Creare situazioni, liberamente, attraverso il gioco è un mezzo fondamentale che il terapista utilizza per meglio conoscere il mondo interno del bambino e che il piccolo sfrutta per meglio esprimersi quando, per questioni d’età, disordini emotivi o handicap psicofisici, risulti difficoltosa la verbalizzazione.
Nella stanza di musicoterapia un leggio potrebbe divenire una “cattedra” da cui il bimbo darà forma a quegli atteggiamenti,situazioni,parole o momenti che più lo hanno toccato in ambito scolastico…e questo è solo un esempio dei tanti.
Il terapista osservando tale gioco attribuirà ad esso una valenza mettendo in atto un eventuale elaborazione o contenimento emotivo.
Ma anche il piccolo, attraverso il processo creativo darà voce a se stesso alle sue emozioni che tradurrà in azioni vere e proprie.
Ecco che allora l’arte-terapia e nel nostro caso la Musicoterapia diventa strumento prezioso e talvolta l’unica via per consentire al nostro assistito una libera espressione di se in un contesto giocoso, accogliente e stimolante che garantisce un percorso di crescita armonica qualunque siano le difficoltà che la persona presenta in origine.
══════════
ATTIVITÀ DA SVOLGERE -
1. Trascrivi dal testo sulla musicoterapia il passo che va da "Ecco che allora" fino a "presenta in origine.".
2. Stabilisci se le affermazioni seguenti concordano con il testo sulla musicoterapia. Per ciascuna rispondi sì o no e cita esattamente le parole del testo che lo dimostrano.
(a) Nella stanza di musicoterapia un leggio può trasformarsi in una cattedra.
(b) Il gioco è utile al bambino soltanto quando riesce a esprimersi bene a parole.
(c) La musicoterapia è descritta come l'unica via possibile in ogni caso.

RIGHE ESTRATTE -
══════════
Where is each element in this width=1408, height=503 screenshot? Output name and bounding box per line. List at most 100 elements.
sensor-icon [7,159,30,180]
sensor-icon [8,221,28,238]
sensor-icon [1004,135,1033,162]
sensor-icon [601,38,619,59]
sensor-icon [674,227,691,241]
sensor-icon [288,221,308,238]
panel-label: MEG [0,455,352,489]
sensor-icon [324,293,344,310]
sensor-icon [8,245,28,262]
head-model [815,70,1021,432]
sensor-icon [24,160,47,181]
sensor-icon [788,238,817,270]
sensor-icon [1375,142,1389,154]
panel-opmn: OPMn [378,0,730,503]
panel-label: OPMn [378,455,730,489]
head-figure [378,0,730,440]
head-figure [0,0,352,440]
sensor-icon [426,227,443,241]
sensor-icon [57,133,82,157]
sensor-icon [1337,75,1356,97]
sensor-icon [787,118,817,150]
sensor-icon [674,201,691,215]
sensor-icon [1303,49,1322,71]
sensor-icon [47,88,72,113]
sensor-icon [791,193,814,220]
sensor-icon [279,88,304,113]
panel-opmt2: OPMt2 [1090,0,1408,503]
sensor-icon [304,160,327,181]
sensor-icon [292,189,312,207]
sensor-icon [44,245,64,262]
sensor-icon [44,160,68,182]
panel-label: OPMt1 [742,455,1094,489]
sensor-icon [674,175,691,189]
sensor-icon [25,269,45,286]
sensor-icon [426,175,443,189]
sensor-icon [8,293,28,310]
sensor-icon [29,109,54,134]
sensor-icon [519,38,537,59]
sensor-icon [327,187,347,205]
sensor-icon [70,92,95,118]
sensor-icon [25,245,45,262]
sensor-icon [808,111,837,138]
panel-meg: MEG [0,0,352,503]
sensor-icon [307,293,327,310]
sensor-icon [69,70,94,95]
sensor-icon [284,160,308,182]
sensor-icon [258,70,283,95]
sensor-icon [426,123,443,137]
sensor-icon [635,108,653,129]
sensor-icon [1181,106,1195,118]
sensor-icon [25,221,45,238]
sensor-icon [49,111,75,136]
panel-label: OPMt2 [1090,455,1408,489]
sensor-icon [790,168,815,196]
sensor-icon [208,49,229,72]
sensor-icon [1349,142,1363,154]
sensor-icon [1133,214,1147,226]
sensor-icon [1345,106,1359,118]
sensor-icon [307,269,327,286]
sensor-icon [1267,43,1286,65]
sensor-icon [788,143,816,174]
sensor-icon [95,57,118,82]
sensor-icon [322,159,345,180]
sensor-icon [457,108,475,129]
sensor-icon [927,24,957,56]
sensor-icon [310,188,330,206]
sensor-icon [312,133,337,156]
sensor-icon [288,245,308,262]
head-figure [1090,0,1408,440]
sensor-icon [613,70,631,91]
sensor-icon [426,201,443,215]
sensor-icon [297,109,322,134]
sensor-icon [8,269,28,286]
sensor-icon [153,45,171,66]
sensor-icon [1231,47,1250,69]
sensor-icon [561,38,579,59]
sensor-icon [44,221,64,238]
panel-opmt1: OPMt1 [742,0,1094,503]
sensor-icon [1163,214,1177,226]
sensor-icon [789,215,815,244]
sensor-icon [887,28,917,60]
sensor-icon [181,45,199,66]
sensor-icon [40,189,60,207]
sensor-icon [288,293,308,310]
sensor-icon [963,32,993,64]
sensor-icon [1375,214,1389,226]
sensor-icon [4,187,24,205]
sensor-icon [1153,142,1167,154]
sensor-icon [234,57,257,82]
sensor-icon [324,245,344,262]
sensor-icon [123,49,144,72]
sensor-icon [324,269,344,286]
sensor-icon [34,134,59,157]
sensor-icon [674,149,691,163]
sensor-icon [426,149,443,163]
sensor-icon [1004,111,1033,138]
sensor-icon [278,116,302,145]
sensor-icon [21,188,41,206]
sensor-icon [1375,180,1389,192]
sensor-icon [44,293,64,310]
══════════
SOLUZIONI DELLE ATTIVITÀ -
1.
Ecco che allora l’arte-terapia e nel nostro caso la Musicoterapia diventa strumento prezioso e talvolta l’unica via per consentire al nostro assistito una libera espressione di se in un contesto giocoso, accogliente e stimolante che garantisce un percorso di crescita armonica qualunque siano le difficoltà che la persona presenta in origine.

2.
(a) Sì: «un leggio potrebbe divenire una “cattedra”».
(b) No: «quando, per questioni d’età, disordini emotivi o handicap psicofisici, risulti difficoltosa la verbalizzazione».
(c) No: «talvolta l’unica via».